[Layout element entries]
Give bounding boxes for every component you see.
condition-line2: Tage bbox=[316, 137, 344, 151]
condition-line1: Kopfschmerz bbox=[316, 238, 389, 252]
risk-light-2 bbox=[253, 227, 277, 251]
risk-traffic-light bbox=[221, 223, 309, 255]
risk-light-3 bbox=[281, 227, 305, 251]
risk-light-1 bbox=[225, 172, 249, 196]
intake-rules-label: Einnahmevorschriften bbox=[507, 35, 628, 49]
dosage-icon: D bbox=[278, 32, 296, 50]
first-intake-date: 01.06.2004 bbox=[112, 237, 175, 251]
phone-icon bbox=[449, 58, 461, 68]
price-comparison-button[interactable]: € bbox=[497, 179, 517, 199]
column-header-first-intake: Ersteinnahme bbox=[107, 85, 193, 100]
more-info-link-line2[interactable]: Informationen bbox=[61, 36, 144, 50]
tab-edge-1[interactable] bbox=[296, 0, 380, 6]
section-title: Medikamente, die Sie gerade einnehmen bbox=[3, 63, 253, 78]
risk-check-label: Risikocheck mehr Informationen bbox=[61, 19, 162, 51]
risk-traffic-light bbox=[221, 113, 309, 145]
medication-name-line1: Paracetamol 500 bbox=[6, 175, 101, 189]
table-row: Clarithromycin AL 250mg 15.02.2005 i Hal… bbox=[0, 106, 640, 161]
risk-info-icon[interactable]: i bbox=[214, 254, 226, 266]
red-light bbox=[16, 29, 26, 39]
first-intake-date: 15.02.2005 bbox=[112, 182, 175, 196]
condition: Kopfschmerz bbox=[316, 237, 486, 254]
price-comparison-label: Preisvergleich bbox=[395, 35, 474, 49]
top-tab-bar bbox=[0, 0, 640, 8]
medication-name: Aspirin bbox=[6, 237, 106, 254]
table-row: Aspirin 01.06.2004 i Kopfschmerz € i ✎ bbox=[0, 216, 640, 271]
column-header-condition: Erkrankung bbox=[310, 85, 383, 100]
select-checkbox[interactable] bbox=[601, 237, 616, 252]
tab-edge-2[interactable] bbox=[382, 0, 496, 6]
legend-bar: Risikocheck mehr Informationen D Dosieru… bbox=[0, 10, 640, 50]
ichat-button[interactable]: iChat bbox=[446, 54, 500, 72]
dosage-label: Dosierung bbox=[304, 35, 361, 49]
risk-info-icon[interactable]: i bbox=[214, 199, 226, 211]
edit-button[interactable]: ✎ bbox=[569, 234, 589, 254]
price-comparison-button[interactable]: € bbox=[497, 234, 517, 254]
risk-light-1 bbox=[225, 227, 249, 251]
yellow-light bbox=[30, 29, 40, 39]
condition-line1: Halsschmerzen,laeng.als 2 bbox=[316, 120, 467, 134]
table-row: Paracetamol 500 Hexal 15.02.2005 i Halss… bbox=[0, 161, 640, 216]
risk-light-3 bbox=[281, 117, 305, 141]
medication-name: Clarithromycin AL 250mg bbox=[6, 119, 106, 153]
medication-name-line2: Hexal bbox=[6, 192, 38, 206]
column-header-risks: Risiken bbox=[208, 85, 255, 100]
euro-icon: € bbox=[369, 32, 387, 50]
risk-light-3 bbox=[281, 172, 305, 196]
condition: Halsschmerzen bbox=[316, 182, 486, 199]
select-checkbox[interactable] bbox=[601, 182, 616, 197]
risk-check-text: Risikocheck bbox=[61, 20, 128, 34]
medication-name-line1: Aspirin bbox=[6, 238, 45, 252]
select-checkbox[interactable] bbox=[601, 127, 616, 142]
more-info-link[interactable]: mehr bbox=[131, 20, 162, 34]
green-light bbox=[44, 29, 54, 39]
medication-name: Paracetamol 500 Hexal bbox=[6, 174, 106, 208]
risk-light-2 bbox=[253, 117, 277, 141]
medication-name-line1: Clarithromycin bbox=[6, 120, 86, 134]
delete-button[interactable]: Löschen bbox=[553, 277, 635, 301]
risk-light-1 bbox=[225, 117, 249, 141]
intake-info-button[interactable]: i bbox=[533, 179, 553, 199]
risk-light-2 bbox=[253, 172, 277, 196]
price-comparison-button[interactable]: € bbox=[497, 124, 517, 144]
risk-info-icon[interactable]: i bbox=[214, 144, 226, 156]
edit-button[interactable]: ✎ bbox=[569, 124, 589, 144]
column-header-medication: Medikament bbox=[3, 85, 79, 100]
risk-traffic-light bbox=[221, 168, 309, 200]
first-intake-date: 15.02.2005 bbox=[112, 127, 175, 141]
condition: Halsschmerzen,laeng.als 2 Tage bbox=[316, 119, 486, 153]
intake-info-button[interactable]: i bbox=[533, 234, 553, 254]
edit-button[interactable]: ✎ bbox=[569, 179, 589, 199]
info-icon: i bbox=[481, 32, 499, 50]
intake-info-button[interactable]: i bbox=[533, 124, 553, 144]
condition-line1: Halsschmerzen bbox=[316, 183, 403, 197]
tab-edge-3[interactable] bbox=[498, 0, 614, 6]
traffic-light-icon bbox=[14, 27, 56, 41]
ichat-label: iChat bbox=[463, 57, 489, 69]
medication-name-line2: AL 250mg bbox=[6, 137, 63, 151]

Request
Pick out every line of the records that contains the string "edit", and copy each one in full.

Solution
edit-button[interactable]: ✎ bbox=[569, 234, 589, 254]
edit-button[interactable]: ✎ bbox=[569, 124, 589, 144]
edit-button[interactable]: ✎ bbox=[569, 179, 589, 199]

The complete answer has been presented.